--- START OF RECORDS PROVIDED ---

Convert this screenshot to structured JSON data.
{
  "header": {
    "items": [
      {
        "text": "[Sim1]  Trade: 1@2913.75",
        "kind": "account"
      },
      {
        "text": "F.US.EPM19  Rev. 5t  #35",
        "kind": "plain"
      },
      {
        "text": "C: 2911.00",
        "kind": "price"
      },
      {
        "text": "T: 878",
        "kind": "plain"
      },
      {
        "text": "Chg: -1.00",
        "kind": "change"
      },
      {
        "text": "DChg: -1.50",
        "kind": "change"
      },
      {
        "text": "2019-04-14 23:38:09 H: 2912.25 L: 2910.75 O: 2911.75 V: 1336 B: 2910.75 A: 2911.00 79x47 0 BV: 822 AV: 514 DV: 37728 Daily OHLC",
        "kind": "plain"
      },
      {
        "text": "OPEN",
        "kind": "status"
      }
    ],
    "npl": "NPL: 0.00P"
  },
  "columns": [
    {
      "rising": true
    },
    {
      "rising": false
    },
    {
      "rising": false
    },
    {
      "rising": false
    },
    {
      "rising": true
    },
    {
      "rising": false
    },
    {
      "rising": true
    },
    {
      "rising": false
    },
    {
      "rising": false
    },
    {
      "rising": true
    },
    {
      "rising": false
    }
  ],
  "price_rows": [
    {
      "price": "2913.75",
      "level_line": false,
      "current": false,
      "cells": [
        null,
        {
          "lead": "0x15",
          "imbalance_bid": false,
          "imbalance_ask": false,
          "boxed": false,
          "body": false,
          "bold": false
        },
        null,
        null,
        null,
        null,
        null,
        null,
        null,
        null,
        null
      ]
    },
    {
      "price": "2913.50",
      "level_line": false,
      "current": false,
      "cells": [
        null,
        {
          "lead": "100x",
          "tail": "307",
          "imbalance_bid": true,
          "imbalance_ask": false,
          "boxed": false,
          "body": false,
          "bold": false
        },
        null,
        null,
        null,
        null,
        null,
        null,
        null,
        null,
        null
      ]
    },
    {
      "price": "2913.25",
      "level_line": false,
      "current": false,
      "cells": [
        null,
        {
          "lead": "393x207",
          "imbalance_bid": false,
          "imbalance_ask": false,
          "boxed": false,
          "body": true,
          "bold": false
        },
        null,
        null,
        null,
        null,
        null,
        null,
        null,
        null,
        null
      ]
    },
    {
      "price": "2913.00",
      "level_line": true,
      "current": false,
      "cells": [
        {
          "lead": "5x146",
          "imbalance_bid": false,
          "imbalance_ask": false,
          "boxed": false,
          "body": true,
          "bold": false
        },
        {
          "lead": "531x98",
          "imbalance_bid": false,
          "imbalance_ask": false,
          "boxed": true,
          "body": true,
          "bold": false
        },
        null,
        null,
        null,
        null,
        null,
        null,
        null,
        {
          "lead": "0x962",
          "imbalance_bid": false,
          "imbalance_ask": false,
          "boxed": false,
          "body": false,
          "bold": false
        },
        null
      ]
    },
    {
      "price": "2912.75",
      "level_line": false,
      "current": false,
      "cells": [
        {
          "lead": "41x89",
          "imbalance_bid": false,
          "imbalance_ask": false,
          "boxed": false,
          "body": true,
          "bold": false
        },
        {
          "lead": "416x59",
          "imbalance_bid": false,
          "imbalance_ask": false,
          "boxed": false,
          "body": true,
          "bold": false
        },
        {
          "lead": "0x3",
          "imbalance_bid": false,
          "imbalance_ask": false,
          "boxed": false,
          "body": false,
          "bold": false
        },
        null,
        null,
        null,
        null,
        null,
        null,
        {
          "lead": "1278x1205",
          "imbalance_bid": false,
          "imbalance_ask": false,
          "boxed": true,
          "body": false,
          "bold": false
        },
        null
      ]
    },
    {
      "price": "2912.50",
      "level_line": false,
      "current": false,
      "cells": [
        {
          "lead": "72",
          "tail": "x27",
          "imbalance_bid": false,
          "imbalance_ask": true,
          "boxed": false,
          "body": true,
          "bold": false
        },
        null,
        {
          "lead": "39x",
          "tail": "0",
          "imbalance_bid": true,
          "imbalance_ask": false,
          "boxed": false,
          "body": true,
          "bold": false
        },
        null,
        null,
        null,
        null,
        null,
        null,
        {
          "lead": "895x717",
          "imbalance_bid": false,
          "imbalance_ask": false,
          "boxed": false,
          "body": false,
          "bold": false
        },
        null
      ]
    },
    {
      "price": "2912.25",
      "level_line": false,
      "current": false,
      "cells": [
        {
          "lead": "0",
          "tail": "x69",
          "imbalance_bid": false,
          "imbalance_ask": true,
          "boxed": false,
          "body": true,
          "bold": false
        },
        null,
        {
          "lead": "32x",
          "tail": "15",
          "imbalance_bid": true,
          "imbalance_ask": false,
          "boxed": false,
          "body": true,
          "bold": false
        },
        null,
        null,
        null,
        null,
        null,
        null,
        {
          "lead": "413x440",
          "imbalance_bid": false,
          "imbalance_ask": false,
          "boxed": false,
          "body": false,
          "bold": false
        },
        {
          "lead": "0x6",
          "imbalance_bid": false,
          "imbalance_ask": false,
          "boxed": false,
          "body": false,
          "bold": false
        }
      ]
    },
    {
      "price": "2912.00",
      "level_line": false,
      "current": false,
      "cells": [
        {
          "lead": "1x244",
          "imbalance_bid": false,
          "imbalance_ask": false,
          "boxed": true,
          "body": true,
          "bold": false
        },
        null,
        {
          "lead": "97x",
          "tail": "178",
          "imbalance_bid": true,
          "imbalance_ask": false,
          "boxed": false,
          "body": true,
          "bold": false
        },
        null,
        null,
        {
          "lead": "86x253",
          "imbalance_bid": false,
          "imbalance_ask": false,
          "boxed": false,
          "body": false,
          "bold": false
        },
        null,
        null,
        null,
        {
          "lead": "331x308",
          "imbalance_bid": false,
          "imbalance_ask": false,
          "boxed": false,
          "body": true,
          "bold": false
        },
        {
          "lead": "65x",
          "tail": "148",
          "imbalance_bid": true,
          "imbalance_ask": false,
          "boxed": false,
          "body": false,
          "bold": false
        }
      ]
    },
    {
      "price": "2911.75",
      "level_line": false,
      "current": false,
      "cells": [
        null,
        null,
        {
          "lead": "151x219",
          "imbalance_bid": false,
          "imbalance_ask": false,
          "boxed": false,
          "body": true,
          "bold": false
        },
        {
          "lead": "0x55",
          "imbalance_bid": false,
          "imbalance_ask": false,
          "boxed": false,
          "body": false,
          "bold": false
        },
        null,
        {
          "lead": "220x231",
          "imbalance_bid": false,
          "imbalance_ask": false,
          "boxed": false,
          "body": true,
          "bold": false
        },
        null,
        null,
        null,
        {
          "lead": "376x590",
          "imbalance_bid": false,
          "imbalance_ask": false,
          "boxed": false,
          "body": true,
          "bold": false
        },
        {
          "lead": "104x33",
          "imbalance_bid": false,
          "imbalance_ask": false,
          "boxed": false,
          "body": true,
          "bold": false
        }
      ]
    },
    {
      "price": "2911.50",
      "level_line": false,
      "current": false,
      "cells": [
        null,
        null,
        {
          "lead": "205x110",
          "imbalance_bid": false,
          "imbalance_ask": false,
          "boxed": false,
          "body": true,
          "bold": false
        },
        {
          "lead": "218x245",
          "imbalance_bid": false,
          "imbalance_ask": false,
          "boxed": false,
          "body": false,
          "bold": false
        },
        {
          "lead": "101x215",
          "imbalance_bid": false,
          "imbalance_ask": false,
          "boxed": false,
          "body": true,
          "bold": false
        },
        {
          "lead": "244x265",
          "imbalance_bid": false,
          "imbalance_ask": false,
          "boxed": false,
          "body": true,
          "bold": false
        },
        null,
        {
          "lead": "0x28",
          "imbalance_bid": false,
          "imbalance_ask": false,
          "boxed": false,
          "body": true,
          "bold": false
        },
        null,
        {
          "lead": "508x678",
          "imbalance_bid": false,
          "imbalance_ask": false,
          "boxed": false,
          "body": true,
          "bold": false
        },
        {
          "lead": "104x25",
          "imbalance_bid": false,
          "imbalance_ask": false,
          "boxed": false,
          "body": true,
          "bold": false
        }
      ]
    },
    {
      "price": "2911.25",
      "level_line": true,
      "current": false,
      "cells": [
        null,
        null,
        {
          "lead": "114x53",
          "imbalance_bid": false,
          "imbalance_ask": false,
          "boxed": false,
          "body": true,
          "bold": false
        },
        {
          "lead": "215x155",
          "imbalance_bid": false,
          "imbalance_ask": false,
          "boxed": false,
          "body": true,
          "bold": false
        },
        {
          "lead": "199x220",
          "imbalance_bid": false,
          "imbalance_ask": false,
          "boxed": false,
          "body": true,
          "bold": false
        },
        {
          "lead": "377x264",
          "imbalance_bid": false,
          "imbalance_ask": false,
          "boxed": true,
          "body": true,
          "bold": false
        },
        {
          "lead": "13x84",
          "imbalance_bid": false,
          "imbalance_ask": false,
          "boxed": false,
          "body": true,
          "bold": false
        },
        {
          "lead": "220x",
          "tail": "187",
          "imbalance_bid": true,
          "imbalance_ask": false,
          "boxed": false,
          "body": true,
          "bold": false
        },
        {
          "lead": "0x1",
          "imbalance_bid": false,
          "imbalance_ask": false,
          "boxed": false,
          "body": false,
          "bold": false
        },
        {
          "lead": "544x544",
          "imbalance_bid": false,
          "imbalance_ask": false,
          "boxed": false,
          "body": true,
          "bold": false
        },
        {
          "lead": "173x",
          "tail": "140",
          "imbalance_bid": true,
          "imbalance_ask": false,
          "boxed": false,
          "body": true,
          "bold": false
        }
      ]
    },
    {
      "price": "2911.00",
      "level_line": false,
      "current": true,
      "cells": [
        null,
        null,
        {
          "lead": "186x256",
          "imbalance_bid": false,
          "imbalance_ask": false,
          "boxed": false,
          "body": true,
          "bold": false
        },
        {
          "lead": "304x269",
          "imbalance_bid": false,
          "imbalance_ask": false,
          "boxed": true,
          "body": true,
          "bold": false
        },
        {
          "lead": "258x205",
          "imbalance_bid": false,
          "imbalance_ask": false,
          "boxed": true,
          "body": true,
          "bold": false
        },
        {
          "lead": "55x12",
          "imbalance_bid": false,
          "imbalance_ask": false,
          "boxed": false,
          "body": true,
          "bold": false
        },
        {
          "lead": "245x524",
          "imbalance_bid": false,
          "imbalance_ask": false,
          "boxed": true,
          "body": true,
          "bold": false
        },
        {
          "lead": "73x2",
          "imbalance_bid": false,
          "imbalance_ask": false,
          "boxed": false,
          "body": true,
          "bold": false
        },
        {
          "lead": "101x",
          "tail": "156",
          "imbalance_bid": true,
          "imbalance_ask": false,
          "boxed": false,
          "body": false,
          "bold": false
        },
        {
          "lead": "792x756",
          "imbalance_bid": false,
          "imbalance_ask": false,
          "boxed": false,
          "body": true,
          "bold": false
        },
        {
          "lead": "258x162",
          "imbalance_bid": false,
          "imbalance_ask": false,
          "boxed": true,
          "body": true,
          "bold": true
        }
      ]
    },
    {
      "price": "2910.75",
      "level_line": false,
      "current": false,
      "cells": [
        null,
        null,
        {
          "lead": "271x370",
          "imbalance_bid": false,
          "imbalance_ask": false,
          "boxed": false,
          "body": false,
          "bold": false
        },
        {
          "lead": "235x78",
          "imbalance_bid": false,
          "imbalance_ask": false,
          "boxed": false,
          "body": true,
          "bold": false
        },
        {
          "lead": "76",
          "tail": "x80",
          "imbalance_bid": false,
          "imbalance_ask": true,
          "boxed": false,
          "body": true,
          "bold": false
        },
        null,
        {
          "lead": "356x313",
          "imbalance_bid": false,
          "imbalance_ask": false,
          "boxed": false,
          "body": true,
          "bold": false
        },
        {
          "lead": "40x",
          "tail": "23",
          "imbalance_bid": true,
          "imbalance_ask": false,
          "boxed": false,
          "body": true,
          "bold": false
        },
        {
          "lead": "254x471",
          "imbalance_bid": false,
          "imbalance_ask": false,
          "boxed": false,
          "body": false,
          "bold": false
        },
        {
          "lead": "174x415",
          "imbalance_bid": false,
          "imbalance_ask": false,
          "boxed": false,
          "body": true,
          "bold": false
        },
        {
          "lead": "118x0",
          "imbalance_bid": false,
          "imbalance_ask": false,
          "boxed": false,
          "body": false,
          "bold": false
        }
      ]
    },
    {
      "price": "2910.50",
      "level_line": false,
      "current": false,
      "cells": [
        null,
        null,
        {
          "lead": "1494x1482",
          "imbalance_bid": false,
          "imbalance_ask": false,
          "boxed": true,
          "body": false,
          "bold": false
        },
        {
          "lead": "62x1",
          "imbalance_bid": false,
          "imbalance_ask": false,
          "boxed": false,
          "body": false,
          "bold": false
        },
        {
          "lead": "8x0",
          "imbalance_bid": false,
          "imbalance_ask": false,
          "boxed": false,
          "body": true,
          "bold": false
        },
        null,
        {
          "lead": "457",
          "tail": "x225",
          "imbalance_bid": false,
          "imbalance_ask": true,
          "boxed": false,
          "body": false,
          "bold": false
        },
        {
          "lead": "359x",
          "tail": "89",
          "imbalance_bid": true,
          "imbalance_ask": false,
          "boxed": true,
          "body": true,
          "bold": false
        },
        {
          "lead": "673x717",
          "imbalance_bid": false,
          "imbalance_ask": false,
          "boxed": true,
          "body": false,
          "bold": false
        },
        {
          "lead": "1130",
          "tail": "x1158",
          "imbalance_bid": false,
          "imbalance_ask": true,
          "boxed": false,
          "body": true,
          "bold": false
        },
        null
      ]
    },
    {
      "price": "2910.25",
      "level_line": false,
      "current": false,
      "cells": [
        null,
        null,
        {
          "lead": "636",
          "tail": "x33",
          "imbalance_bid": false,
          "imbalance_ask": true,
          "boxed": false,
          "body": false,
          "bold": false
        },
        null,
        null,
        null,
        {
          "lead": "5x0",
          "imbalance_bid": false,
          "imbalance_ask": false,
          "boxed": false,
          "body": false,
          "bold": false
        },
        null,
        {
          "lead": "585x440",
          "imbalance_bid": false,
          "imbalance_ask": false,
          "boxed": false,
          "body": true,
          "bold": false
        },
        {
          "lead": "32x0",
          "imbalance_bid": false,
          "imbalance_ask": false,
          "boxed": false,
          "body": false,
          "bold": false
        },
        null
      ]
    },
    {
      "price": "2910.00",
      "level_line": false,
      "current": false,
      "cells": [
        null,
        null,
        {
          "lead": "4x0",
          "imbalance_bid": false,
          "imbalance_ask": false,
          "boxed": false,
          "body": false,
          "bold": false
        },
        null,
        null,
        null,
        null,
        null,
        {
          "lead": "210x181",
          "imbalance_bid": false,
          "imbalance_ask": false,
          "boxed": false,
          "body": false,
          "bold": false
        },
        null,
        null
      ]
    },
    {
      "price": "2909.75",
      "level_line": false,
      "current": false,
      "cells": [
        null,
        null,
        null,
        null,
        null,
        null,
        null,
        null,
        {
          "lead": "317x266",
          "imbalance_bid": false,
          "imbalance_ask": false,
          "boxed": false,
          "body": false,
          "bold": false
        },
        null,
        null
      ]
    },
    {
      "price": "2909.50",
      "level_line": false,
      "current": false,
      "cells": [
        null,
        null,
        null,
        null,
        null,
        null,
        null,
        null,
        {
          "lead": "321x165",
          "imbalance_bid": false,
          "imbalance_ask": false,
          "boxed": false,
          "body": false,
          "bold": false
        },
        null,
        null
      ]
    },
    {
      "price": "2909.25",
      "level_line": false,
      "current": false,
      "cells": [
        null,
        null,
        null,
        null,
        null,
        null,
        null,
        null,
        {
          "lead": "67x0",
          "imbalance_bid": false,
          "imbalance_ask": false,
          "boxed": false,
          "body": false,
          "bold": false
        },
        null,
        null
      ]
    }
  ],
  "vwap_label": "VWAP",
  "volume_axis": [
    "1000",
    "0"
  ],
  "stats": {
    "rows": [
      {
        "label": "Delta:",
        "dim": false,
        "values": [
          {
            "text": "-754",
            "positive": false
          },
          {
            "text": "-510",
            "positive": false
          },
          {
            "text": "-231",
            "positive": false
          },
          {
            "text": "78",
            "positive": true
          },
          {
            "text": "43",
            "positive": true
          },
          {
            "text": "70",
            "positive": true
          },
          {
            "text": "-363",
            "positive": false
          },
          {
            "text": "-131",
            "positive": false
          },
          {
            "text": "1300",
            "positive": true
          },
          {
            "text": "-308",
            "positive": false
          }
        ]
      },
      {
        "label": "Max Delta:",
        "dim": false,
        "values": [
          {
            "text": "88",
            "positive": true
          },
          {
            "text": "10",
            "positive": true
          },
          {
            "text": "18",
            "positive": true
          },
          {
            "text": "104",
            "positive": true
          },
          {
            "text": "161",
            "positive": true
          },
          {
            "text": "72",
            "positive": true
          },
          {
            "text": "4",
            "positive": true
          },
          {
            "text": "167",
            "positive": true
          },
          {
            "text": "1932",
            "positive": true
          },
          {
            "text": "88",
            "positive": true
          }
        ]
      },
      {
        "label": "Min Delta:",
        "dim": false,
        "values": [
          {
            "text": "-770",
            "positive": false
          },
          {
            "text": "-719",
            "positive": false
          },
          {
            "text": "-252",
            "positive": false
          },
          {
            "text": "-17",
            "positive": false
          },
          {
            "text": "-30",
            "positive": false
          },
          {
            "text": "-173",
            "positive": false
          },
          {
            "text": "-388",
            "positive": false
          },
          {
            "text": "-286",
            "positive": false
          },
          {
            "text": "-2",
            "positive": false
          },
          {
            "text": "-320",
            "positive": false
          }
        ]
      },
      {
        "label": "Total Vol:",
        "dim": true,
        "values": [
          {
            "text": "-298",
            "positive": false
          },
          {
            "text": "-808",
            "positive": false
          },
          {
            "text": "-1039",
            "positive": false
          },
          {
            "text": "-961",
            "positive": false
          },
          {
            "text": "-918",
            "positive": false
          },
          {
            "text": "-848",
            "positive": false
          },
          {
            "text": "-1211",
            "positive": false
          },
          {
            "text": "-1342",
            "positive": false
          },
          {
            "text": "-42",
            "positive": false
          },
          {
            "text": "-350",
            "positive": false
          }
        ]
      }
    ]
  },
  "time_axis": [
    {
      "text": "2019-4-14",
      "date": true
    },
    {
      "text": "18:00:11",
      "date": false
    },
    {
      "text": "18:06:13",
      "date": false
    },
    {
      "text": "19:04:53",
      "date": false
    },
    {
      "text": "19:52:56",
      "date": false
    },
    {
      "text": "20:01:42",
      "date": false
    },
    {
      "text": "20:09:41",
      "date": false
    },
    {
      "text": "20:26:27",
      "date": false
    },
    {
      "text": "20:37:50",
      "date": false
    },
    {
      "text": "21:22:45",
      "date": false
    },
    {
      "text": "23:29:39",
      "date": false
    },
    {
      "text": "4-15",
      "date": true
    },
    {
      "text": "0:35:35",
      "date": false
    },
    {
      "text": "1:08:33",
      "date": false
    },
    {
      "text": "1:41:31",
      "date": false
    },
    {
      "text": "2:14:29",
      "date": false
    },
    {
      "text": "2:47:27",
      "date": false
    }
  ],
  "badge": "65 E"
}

--- END OF RECORDS PROVIDED ---

REQUIREMENTS: From the records given above, copy all lines containing "Delta".

COMPLETE RESPONSE:
        "label": "Delta:",
        "label": "Max Delta:",
        "label": "Min Delta:",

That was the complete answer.